### REQUIRED WORK
Show all lines holding the string "Veneto".
# Start of ITEMS
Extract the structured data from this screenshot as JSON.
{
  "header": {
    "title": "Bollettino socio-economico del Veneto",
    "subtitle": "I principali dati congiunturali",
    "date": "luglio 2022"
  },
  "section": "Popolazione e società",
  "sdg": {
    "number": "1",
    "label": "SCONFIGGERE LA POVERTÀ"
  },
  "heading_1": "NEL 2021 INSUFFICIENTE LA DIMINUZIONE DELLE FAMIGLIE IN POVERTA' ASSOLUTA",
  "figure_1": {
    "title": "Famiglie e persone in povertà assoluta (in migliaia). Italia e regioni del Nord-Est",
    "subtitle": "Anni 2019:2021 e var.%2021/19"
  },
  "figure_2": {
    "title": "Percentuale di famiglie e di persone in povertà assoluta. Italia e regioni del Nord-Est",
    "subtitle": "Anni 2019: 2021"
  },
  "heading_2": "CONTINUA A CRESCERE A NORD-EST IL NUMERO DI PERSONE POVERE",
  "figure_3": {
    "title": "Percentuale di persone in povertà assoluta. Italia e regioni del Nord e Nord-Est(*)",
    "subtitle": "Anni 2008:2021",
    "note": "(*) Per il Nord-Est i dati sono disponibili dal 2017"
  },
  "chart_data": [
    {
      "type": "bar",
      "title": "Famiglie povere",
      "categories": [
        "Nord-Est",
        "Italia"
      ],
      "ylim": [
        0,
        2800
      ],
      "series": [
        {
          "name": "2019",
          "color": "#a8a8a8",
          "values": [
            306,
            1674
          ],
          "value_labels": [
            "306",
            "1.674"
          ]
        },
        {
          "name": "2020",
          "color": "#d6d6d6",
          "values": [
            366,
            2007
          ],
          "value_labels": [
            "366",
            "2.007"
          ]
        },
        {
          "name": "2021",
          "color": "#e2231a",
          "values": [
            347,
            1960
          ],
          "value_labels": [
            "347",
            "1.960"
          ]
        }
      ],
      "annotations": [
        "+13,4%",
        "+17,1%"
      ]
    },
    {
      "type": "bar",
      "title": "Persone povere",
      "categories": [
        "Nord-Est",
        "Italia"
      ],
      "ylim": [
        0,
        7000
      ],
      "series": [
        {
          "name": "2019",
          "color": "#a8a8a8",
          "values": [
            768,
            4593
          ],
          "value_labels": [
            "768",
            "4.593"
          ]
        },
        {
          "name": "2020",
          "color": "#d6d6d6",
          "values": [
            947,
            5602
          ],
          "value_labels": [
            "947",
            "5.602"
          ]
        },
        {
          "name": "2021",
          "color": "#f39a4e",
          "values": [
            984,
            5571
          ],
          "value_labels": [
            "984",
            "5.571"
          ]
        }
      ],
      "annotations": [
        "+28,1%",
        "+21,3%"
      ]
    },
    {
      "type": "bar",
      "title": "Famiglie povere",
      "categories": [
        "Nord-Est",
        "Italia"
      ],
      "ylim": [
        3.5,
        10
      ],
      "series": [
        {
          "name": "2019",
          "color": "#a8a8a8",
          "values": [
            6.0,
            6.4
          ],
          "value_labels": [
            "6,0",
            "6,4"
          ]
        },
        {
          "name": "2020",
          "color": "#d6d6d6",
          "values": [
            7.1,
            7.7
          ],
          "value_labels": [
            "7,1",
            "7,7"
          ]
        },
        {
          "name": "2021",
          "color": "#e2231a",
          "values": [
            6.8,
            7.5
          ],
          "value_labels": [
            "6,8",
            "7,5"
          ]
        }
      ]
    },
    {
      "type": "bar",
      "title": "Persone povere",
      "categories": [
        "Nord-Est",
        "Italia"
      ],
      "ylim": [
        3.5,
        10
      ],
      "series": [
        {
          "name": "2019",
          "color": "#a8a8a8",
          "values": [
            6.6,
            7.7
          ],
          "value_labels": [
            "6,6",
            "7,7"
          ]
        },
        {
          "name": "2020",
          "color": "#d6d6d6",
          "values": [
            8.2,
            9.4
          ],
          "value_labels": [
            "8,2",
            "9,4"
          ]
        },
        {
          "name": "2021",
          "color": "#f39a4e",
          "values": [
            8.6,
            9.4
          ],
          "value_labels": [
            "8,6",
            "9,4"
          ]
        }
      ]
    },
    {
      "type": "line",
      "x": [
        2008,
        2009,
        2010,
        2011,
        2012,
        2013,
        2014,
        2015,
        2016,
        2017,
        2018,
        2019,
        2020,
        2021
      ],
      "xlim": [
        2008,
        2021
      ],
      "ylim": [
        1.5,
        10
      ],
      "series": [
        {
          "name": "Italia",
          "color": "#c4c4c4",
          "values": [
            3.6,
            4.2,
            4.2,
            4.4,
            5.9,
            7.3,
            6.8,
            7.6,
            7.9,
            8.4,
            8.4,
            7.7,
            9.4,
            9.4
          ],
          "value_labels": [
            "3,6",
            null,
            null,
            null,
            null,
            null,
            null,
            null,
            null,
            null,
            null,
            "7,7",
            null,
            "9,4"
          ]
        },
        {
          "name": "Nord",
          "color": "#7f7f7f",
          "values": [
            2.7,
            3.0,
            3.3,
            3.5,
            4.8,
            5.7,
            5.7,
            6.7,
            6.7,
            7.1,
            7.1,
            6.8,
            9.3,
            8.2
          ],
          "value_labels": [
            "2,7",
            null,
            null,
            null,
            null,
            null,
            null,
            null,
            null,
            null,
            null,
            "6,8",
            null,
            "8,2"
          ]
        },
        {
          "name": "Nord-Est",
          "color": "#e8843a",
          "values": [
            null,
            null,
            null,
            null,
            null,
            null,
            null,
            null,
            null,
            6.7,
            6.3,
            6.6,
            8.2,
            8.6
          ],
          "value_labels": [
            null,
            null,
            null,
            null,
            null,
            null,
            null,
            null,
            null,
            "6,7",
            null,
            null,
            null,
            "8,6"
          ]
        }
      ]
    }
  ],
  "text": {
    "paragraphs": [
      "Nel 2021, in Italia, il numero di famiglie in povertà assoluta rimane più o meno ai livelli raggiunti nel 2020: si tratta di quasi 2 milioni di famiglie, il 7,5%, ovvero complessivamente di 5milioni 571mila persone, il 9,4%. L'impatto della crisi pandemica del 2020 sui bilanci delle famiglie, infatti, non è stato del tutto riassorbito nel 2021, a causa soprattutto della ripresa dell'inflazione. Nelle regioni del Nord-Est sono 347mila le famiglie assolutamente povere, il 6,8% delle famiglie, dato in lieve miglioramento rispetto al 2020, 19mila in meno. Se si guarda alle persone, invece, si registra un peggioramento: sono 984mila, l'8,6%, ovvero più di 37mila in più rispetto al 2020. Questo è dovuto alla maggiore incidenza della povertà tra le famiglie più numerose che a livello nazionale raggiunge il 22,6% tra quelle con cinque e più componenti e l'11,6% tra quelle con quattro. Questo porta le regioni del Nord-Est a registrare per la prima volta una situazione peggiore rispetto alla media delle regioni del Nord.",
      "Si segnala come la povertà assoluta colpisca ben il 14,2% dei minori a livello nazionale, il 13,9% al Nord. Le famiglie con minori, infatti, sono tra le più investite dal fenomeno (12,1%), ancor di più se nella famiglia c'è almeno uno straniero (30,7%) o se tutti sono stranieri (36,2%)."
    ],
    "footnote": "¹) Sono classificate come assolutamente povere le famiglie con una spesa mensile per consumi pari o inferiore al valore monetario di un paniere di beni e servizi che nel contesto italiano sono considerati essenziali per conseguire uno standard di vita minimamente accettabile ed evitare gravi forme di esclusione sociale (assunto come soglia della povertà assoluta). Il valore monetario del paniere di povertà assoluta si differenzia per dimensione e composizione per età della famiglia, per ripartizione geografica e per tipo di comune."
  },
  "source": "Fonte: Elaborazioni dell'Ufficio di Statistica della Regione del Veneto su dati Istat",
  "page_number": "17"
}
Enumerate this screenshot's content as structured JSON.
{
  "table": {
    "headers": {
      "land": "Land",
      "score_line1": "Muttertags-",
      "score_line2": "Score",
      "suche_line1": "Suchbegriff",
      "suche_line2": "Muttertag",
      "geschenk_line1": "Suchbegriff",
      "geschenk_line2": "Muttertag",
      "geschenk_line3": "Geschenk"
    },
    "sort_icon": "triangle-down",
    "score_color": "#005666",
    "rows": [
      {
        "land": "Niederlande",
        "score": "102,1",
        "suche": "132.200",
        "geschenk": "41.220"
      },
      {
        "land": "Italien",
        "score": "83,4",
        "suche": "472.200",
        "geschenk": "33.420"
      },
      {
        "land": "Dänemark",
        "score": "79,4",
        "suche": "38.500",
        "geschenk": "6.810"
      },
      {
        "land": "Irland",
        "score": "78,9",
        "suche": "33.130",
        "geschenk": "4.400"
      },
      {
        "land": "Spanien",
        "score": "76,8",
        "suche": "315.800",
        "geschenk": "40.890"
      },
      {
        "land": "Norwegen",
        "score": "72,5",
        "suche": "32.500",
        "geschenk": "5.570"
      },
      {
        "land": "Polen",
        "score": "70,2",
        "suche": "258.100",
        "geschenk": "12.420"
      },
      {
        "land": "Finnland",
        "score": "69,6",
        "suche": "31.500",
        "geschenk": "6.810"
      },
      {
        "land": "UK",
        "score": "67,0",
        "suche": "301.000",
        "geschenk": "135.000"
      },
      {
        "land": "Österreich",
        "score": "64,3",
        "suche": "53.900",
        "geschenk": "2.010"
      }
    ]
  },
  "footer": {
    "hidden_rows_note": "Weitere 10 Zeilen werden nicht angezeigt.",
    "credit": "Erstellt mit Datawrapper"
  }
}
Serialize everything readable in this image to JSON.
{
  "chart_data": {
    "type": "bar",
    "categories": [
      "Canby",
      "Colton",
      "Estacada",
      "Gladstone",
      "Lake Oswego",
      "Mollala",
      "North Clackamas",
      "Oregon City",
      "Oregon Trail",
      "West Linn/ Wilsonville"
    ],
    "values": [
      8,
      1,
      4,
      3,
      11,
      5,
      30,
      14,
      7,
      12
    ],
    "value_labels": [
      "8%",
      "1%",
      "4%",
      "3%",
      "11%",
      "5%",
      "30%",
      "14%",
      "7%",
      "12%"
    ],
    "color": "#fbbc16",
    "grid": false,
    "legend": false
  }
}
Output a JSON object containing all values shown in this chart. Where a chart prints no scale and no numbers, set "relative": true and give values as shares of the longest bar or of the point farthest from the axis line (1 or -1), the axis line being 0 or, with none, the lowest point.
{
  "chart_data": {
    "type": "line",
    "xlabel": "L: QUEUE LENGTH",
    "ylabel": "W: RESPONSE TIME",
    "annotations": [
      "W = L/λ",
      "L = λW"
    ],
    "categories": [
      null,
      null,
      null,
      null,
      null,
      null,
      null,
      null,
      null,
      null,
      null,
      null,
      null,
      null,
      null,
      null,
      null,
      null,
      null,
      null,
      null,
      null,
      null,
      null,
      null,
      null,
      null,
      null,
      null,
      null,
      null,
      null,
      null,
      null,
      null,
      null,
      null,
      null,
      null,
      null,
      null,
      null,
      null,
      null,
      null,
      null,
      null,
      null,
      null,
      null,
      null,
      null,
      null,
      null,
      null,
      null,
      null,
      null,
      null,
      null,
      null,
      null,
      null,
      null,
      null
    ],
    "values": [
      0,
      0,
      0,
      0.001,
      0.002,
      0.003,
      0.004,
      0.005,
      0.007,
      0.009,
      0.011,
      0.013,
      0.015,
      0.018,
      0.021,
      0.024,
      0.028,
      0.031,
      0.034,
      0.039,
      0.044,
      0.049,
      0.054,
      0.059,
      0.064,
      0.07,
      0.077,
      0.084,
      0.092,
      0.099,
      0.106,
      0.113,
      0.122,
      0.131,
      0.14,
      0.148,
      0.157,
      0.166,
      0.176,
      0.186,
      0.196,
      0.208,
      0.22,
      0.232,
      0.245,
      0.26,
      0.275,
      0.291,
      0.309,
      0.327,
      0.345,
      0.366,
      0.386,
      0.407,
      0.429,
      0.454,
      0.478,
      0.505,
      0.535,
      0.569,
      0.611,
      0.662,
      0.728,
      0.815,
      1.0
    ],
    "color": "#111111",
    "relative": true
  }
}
# End of ITEMS
### CORRECT RESPONSE
    "title": "Bollettino socio-economico del Veneto",
  "source": "Fonte: Elaborazioni dell'Ufficio di Statistica della Regione del Veneto su dati Istat",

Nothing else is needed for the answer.